[PROBLEM TO WORK ON]:
Copy each line that contains the string "halber".
>>>
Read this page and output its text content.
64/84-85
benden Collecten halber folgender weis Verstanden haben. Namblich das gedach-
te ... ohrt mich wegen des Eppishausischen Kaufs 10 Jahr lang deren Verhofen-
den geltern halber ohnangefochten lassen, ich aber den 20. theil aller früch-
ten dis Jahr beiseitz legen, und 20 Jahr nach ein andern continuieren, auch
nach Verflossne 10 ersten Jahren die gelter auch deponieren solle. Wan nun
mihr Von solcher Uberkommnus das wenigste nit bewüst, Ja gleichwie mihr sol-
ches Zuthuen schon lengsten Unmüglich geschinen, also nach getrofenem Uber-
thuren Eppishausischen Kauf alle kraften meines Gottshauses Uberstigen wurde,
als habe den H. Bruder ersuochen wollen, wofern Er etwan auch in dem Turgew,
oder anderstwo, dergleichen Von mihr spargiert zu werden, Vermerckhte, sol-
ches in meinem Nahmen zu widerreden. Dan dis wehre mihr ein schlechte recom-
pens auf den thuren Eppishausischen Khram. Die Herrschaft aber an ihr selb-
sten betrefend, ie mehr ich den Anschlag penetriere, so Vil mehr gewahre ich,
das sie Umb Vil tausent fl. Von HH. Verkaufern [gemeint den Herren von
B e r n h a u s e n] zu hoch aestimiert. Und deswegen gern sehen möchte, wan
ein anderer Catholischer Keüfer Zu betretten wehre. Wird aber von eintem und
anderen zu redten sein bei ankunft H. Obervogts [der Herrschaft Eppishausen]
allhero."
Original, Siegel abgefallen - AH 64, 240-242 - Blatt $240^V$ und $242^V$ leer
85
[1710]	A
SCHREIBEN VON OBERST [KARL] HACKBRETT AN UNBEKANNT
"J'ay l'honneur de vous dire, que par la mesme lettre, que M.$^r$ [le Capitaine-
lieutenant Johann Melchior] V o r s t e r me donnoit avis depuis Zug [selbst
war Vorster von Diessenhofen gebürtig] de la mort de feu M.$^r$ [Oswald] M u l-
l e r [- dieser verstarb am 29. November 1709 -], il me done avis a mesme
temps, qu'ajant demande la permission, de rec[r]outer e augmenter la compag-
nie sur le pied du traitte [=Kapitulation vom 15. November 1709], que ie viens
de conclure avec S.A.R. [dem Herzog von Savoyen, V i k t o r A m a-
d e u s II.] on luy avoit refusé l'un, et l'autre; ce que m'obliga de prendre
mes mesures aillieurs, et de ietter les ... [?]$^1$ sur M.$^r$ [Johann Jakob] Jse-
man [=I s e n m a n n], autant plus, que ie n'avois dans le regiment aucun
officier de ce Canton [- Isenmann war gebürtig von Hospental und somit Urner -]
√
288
<<<
[RESULT]:
benden Collecten halber folgender weis Verstanden haben. Namblich das gedach-
den geltern halber ohnangefochten lassen, ich aber den 20. theil aller früch-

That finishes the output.